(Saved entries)
(begin)
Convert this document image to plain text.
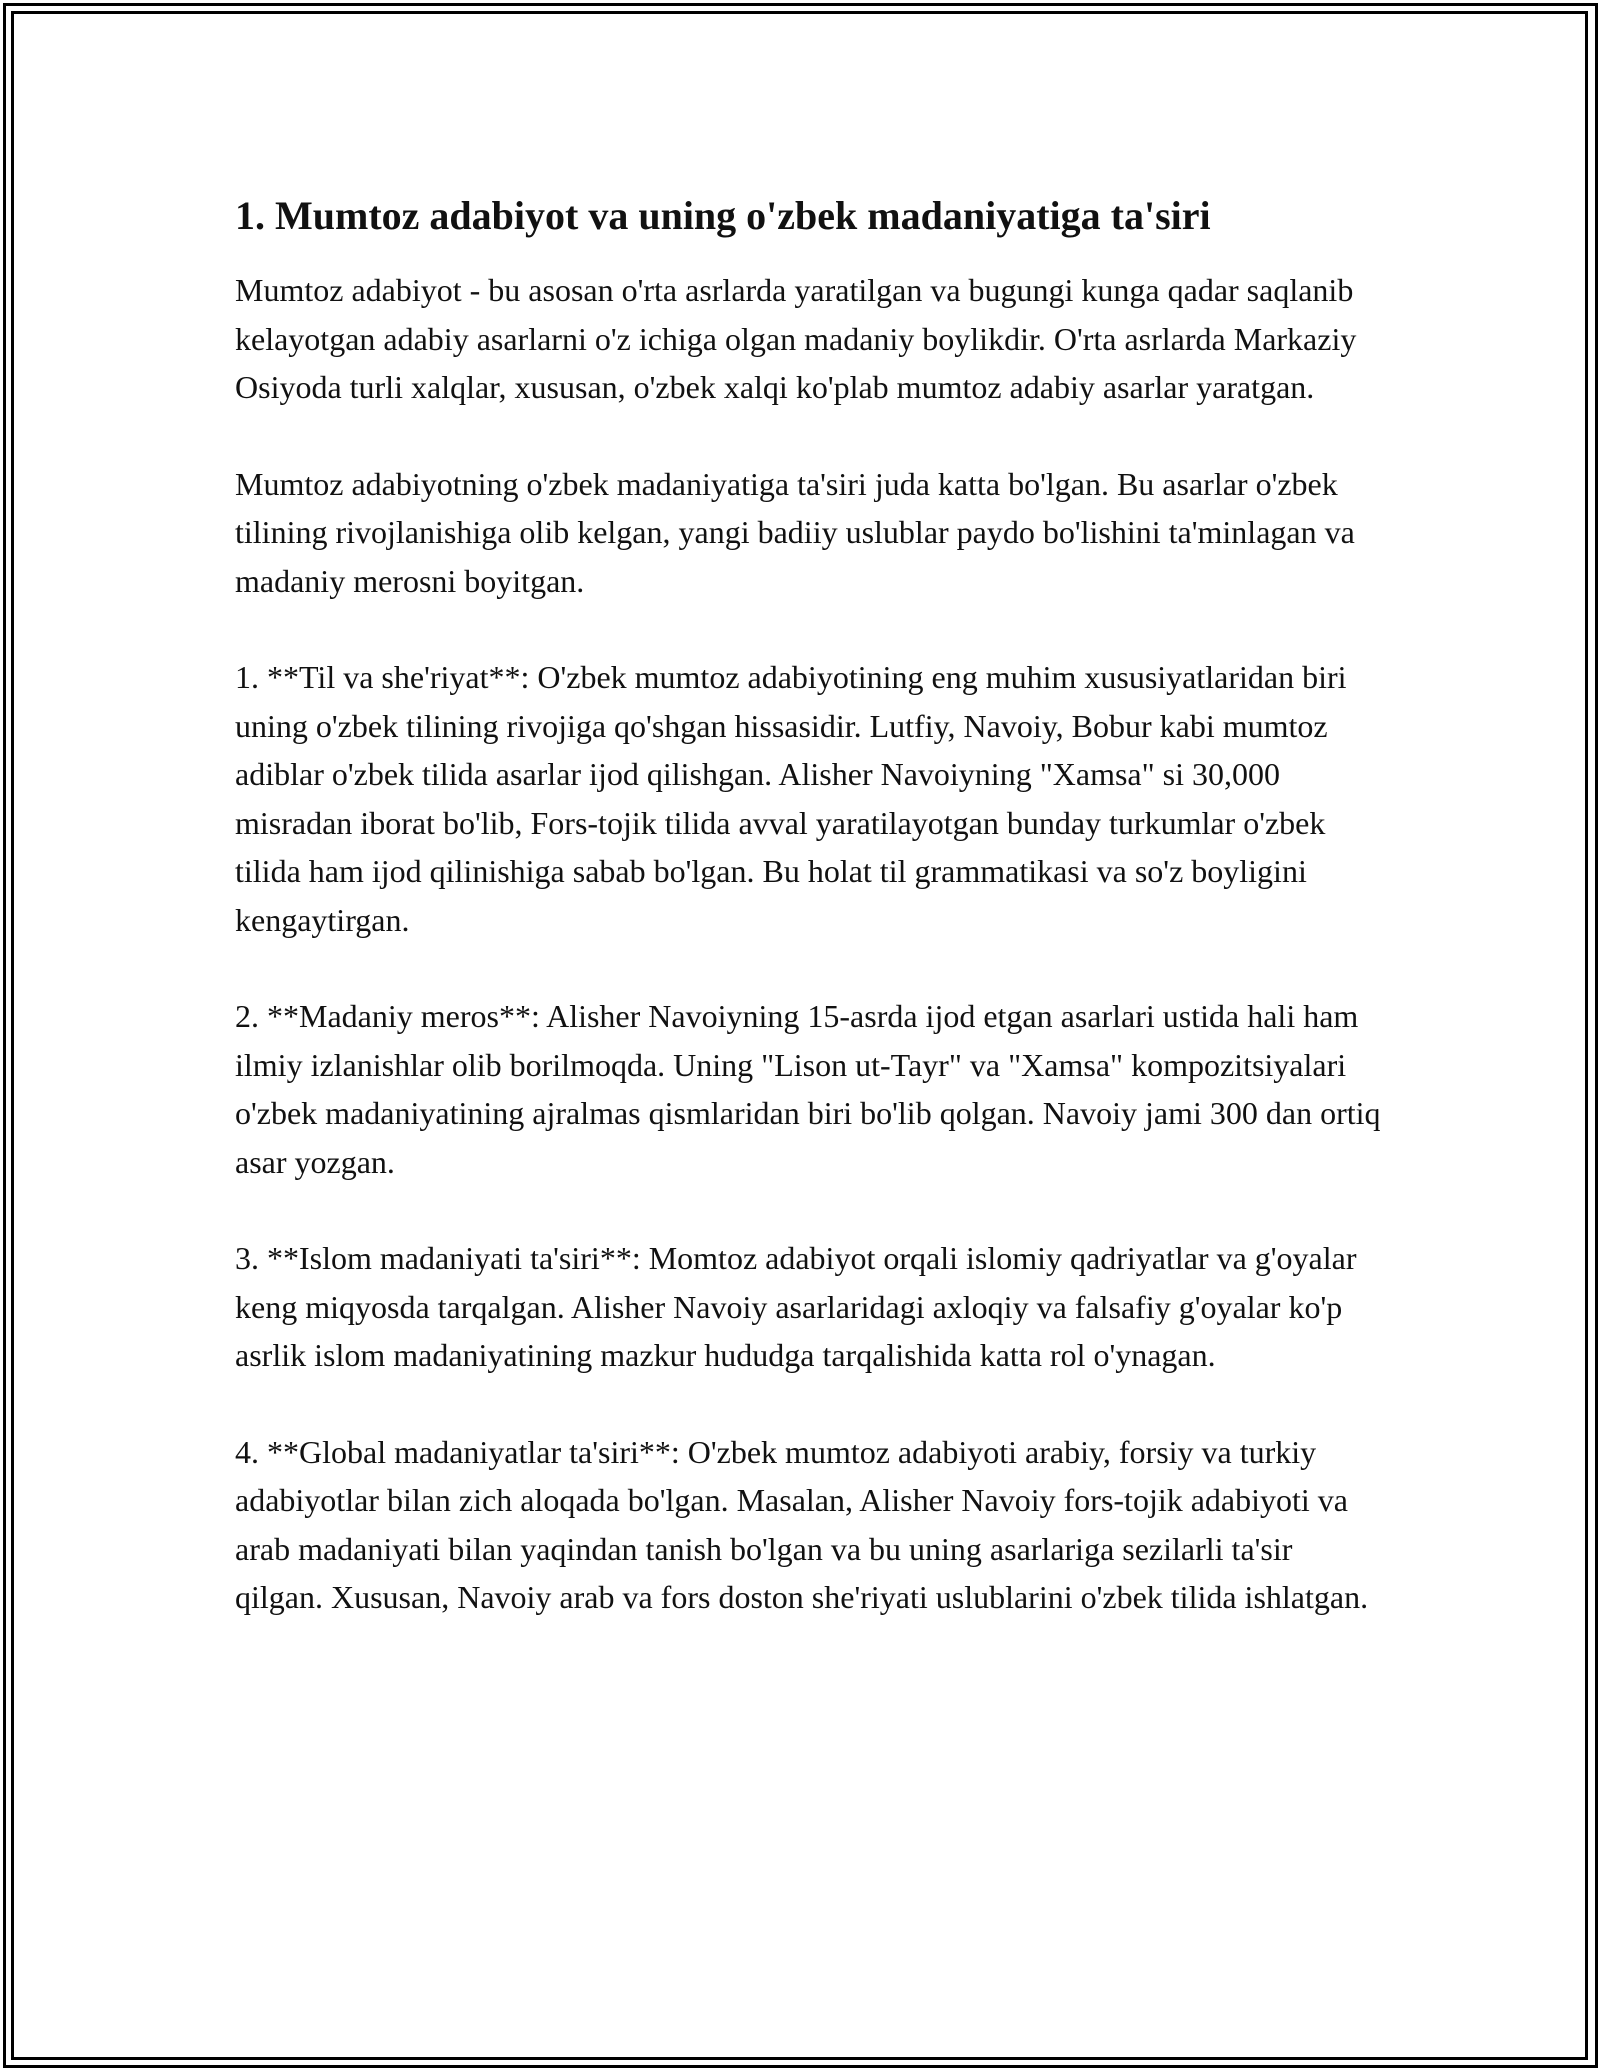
1. Mumtoz adabiyot va uning o'zbek madaniyatiga ta'siri

Mumtoz adabiyot - bu asosan o'rta asrlarda yaratilgan va bugungi kunga qadar saqlanib kelayotgan adabiy asarlarni o'z ichiga olgan madaniy boylikdir. O'rta asrlarda Markaziy Osiyoda turli xalqlar, xususan, o'zbek xalqi ko'plab mumtoz adabiy asarlar yaratgan.

Mumtoz adabiyotning o'zbek madaniyatiga ta'siri juda katta bo'lgan. Bu asarlar o'zbek tilining rivojlanishiga olib kelgan, yangi badiiy uslublar paydo bo'lishini ta'minlagan va madaniy merosni boyitgan.

1. **Til va she'riyat**: O'zbek mumtoz adabiyotining eng muhim xususiyatlaridan biri uning o'zbek tilining rivojiga qo'shgan hissasidir. Lutfiy, Navoiy, Bobur kabi mumtoz adiblar o'zbek tilida asarlar ijod qilishgan. Alisher Navoiyning "Xamsa" si 30,000 misradan iborat bo'lib, Fors-tojik tilida avval yaratilayotgan bunday turkumlar o'zbek tilida ham ijod qilinishiga sabab bo'lgan. Bu holat til grammatikasi va so'z boyligini kengaytirgan.

2. **Madaniy meros**: Alisher Navoiyning 15-asrda ijod etgan asarlari ustida hali ham ilmiy izlanishlar olib borilmoqda. Uning "Lison ut-Tayr" va "Xamsa" kompozitsiyalari o'zbek madaniyatining ajralmas qismlaridan biri bo'lib qolgan. Navoiy jami 300 dan ortiq asar yozgan.

3. **Islom madaniyati ta'siri**: Momtoz adabiyot orqali islomiy qadriyatlar va g'oyalar keng miqyosda tarqalgan. Alisher Navoiy asarlaridagi axloqiy va falsafiy g'oyalar ko'p asrlik islom madaniyatining mazkur hududga tarqalishida katta rol o'ynagan.

4. **Global madaniyatlar ta'siri**: O'zbek mumtoz adabiyoti arabiy, forsiy va turkiy adabiyotlar bilan zich aloqada bo'lgan. Masalan, Alisher Navoiy fors-tojik adabiyoti va arab madaniyati bilan yaqindan tanish bo'lgan va bu uning asarlariga sezilarli ta'sir qilgan. Xususan, Navoiy arab va fors doston she'riyati uslublarini o'zbek tilida ishlatgan.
(end)
SHORT PROBLEM: Extract each line holding the string "madaniyatiga".

ANSWER FOR THE TASK:
1. Mumtoz adabiyot va uning o'zbek madaniyatiga ta'siri
Mumtoz adabiyotning o'zbek madaniyatiga ta'siri juda katta bo'lgan. Bu asarlar o'zbek tilining rivojlanishiga olib kelgan, yangi badiiy uslublar paydo bo'lishini ta'minlagan va madaniy merosni boyitgan.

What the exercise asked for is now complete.